▶ To do
Extract each record and reproduce it exactly.

▶ Records
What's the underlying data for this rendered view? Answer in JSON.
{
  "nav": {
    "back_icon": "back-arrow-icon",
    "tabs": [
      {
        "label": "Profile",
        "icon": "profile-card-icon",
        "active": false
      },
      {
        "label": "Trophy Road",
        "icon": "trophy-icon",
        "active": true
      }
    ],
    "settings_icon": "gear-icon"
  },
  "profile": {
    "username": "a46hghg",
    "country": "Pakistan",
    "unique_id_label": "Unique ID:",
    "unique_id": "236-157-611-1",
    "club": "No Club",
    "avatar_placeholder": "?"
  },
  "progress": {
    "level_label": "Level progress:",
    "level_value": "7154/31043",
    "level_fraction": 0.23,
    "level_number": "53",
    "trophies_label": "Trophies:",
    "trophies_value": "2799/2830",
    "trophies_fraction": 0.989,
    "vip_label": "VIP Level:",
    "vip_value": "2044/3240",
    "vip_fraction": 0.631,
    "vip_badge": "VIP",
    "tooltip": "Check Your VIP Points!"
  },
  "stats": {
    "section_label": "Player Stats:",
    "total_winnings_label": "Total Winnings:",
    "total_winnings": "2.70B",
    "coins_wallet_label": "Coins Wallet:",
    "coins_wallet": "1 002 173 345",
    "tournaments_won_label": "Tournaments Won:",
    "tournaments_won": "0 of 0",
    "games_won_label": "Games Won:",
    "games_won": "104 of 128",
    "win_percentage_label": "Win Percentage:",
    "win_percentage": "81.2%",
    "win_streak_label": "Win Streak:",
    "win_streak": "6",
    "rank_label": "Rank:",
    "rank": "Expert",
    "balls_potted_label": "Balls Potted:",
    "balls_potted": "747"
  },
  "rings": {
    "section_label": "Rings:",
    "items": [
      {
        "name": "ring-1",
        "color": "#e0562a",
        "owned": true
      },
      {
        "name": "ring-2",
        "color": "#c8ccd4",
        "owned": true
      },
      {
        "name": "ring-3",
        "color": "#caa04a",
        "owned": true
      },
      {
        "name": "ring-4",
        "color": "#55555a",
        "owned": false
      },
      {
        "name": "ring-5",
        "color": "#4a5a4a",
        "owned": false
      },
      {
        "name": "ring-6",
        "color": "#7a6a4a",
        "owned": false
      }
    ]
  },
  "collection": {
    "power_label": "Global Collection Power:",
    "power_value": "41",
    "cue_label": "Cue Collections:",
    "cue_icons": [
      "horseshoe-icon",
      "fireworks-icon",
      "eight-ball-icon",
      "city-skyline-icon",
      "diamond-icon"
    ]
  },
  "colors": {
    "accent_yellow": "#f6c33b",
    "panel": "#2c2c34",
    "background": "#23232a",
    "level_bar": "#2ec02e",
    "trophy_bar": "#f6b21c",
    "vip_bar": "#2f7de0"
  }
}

▶ Task answer
What's the underlying data for this rendered view? Answer in JSON.
{
  "nav": {
    "back_icon": "back-arrow-icon",
    "tabs": [
      {
        "label": "Profile",
        "icon": "profile-card-icon",
        "active": false
      },
      {
        "label": "Trophy Road",
        "icon": "trophy-icon",
        "active": true
      }
    ],
    "settings_icon": "gear-icon"
  },
  "profile": {
    "username": "a46hghg",
    "country": "Pakistan",
    "unique_id_label": "Unique ID:",
    "unique_id": "236-157-611-1",
    "club": "No Club",
    "avatar_placeholder": "?"
  },
  "progress": {
    "level_label": "Level progress:",
    "level_value": "7154/31043",
    "level_fraction": 0.23,
    "level_number": "53",
    "trophies_label": "Trophies:",
    "trophies_value": "2799/2830",
    "trophies_fraction": 0.989,
    "vip_label": "VIP Level:",
    "vip_value": "2044/3240",
    "vip_fraction": 0.631,
    "vip_badge": "VIP",
    "tooltip": "Check Your VIP Points!"
  },
  "stats": {
    "section_label": "Player Stats:",
    "total_winnings_label": "Total Winnings:",
    "total_winnings": "2.70B",
    "coins_wallet_label": "Coins Wallet:",
    "coins_wallet": "1 002 173 345",
    "tournaments_won_label": "Tournaments Won:",
    "tournaments_won": "0 of 0",
    "games_won_label": "Games Won:",
    "games_won": "104 of 128",
    "win_percentage_label": "Win Percentage:",
    "win_percentage": "81.2%",
    "win_streak_label": "Win Streak:",
    "win_streak": "6",
    "rank_label": "Rank:",
    "rank": "Expert",
    "balls_potted_label": "Balls Potted:",
    "balls_potted": "747"
  },
  "rings": {
    "section_label": "Rings:",
    "items": [
      {
        "name": "ring-1",
        "color": "#e0562a",
        "owned": true
      },
      {
        "name": "ring-2",
        "color": "#c8ccd4",
        "owned": true
      },
      {
        "name": "ring-3",
        "color": "#caa04a",
        "owned": true
      },
      {
        "name": "ring-4",
        "color": "#55555a",
        "owned": false
      },
      {
        "name": "ring-5",
        "color": "#4a5a4a",
        "owned": false
      },
      {
        "name": "ring-6",
        "color": "#7a6a4a",
        "owned": false
      }
    ]
  },
  "collection": {
    "power_label": "Global Collection Power:",
    "power_value": "41",
    "cue_label": "Cue Collections:",
    "cue_icons": [
      "horseshoe-icon",
      "fireworks-icon",
      "eight-ball-icon",
      "city-skyline-icon",
      "diamond-icon"
    ]
  },
  "colors": {
    "accent_yellow": "#f6c33b",
    "panel": "#2c2c34",
    "background": "#23232a",
    "level_bar": "#2ec02e",
    "trophy_bar": "#f6b21c",
    "vip_bar": "#2f7de0"
  }
}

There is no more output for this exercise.